• **REQUEST A**
Reproduce the stretch of the home electricity monitoring post from "I come to the" through "home monitoring system.", word for word.
• **REQUEST B**
Pick up the forum post on the multichannel home electricity monitoring system right after its final sentence and keep writing it.

Multichannel Home Electricity Monitoring System

Hi to All,

I come to the emonLibCM and this forum while investigating how to start implementation of my idea for Multichannel Home Electricity Monitoring System (https://www.radevs.net/chradev/projects/Multichannel_Home_Electricity_Monitoring_System.pdf). The idea in the beginning was to use Atmega32u4 and its feature for differential inputs and built-in OP with configurable gain which can be used to connect directly (without voltage offset) up to 9 CTs. The main advantages are no necessity of DC compensation, possibility to amplify the signal for measuring of low currents more precisely and possibility to use emonLibCM and related staff with small or no changes. In such a case it will be feasible to scan single voltage and up to 9 even more (if single ended inputs are also used) current sources. Of course the report period will be seconds but enough for home monitoring system.

While reading the forum I realize that the precision is mainly limited by the value-dependent phase errors and lower computational resources of the MCU used.

That is why I started to think about possibility to move to powerful MCU like Cortex-M4 based once. My experience in using STM32 MCUs took me away to look at STM32F405 and STM32L412 MCUs well supported by STM32Cube, ChibiOS, Arduino core support for STM32 based boards (GitHub - stm32duino/Arduino_Core_STM32: STM32 core support for Arduino) etc. STM32F405 is most standard and has 3x 12-bits ADCs with DMA and work in many different modes including simultaneous scanning of sequences of external inputs. STM32L412 low power MCU and has 2x 12-bits (up to 16-bits with oversampling) ADCs with DMA also having the same simultaneous scanning modes. Both they have FPU, DSP instruction, 5+ Msps maximum conversion rate with full resolution, fast / slow channels and many other excellent features.

Other advantages are bigger RAM, FLASH and wide communication options including USB even high speed (up to 480 Mbps) if ULPY PHY is used with STM32F405. Availability of Arduino port for these devices will make it easier to port emonLibCM for them.

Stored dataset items
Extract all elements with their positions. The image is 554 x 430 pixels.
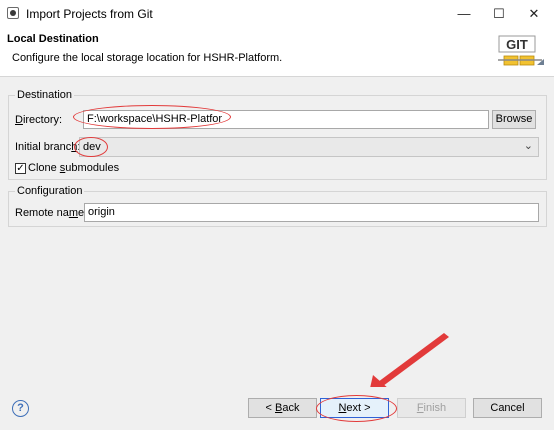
initial-branch-label: Initial branch: xyxy=(15,141,80,153)
finish-button[interactable]: Finish xyxy=(397,398,466,418)
git-logo-text: GIT xyxy=(506,37,528,52)
directory-label: Directory: xyxy=(15,114,63,126)
remote-name-input[interactable]: origin xyxy=(84,203,539,222)
destination-group-label: Destination xyxy=(15,89,75,101)
configuration-group-label: Configuration xyxy=(15,185,85,197)
initial-branch-value: dev xyxy=(83,141,101,153)
wizard-footer: ? < Back Next > Finish Cancel xyxy=(0,387,554,430)
remote-name-label: Remote name: xyxy=(15,207,88,219)
git-logo-icon: GIT xyxy=(498,35,544,66)
title-bar: Import Projects from Git — ☐ ✕ xyxy=(0,0,554,28)
back-button[interactable]: < Back xyxy=(248,398,317,418)
browse-button[interactable]: Browse xyxy=(492,110,536,129)
wizard-header: Local Destination Configure the local st… xyxy=(0,27,554,77)
window-title: Import Projects from Git xyxy=(26,7,153,21)
page-title: Local Destination xyxy=(7,33,99,45)
initial-branch-select[interactable]: dev ⌄ xyxy=(79,137,539,157)
page-description: Configure the local storage location for… xyxy=(12,52,283,64)
clone-submodules-label: Clone submodules xyxy=(28,162,120,174)
cancel-button[interactable]: Cancel xyxy=(473,398,542,418)
directory-input[interactable]: F:\workspace\HSHR-Platfor xyxy=(83,110,489,129)
chevron-down-icon: ⌄ xyxy=(523,140,533,152)
clone-submodules-checkbox[interactable]: ✓ xyxy=(15,163,26,174)
help-icon[interactable]: ? xyxy=(12,400,29,417)
wizard-content: Destination Directory: F:\workspace\HSHR… xyxy=(0,77,554,387)
eclipse-app-icon xyxy=(7,7,19,19)
next-button[interactable]: Next > xyxy=(320,398,389,418)
close-button[interactable]: ✕ xyxy=(512,0,554,27)
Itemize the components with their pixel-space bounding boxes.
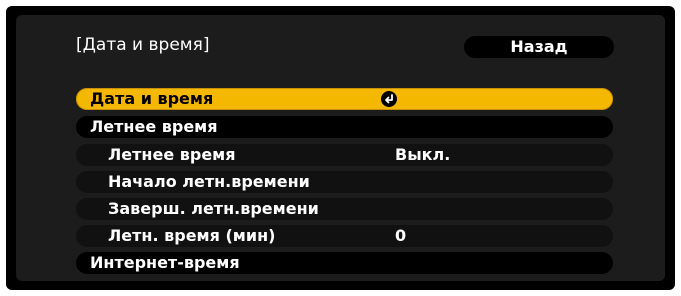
menu-item-internet-time[interactable]: Интернет-время (76, 252, 613, 274)
menu-item-label: Летнее время (90, 117, 218, 136)
menu-item-label: Дата и время (90, 89, 214, 108)
menu-item-value: 0 (395, 226, 407, 245)
back-button[interactable]: Назад (464, 36, 614, 58)
enter-icon (381, 91, 397, 107)
menu-item-label: Интернет-время (90, 253, 240, 272)
menu-item-label: Летн. время (мин) (108, 226, 276, 245)
menu-item-label: Заверш. летн.времени (108, 199, 319, 218)
menu-item-value: Выкл. (395, 145, 451, 164)
menu-item-dst-end[interactable]: Заверш. летн.времени (76, 198, 613, 220)
menu-item-date-time[interactable]: Дата и время (76, 88, 613, 110)
menu-item-dst-start[interactable]: Начало летн.времени (76, 171, 613, 193)
page-title: [Дата и время] (76, 35, 210, 55)
menu-item-dst[interactable]: Летнее время (76, 116, 613, 138)
menu-item-label: Начало летн.времени (108, 172, 310, 191)
menu-item-dst-setting[interactable]: Летнее время Выкл. (76, 144, 613, 166)
menu-item-dst-minutes[interactable]: Летн. время (мин) 0 (76, 225, 613, 247)
menu-item-label: Летнее время (108, 145, 236, 164)
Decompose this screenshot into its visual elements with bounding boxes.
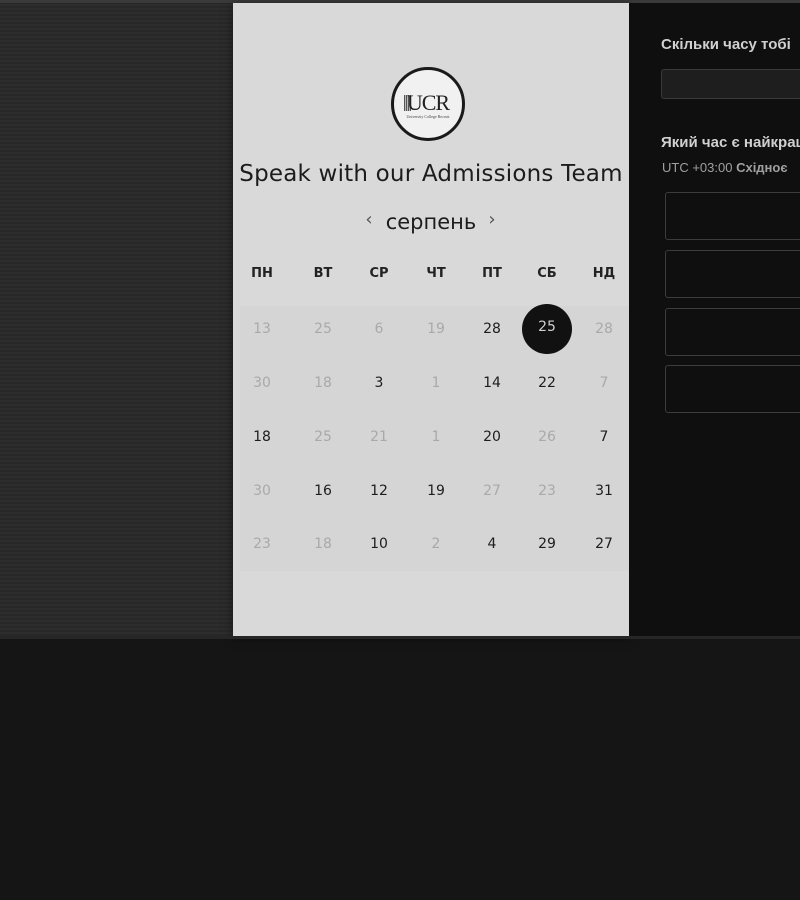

• **ANSWER A**
I come to the emonLibCM and this forum while investigating how to start implementation of my idea for Multichannel Home Electricity Monitoring System (https://www.radevs.net/chradev/projects/Multichannel_Home_Electricity_Monitoring_System.pdf). The idea in the beginning was to use Atmega32u4 and its feature for differential inputs and built-in OP with configurable gain which can be used to connect directly (without voltage offset) up to 9 CTs. The main advantages are no necessity of DC compensation, possibility to amplify the signal for measuring of low currents more precisely and possibility to use emonLibCM and related staff with small or no changes. In such a case it will be feasible to scan single voltage and up to 9 even more (if single ended inputs are also used) current sources. Of course the report period will be seconds but enough for home monitoring system.

• **ANSWER B**
Of course, the other big advantage could possibility to divide ADC sampling and RMS calculations and process them in parallel. Calculation of RMS values can be done in parallel with ADC sampling combined with DMA to a dual value ring buffer together with sequential simultaneous scanning of voltage and current source sequences. Ring buffer calculations can be combined with dynamic phase correction simply multiplying voltage and current values with value correlated offset. And the cherry of the cake will be if DSP instructions are used for the calculation. From the communication point of view the high speed U(S)ARTs and USB both working with DMA can be used to unload CPU for calculations and other activities. Other option is to use multi-threaded RTOS with good synchronization between calculations and transfer functionality.

One disadvantage of using STM32F4 MCUs is that no internal gain control to differential input option.

My question: What is more important: to use Atmega32u4 adding differential and gain control or to move to STM32F4 alternative for solving phase error issue where differential option is possible without gain control.

Best regards
Chris

Welcome, Chris, to the OEM forum.

Have you read the many threads here about the work that was done here on the STM32? It was looking very promising - but availability became a serious problem that forced us - hopefully only as a short-term solution - to the AVR-DB. I wasn’t directly involved, so I can’t offer any more details.

Hi Robert,

Thanks for your prompt replay.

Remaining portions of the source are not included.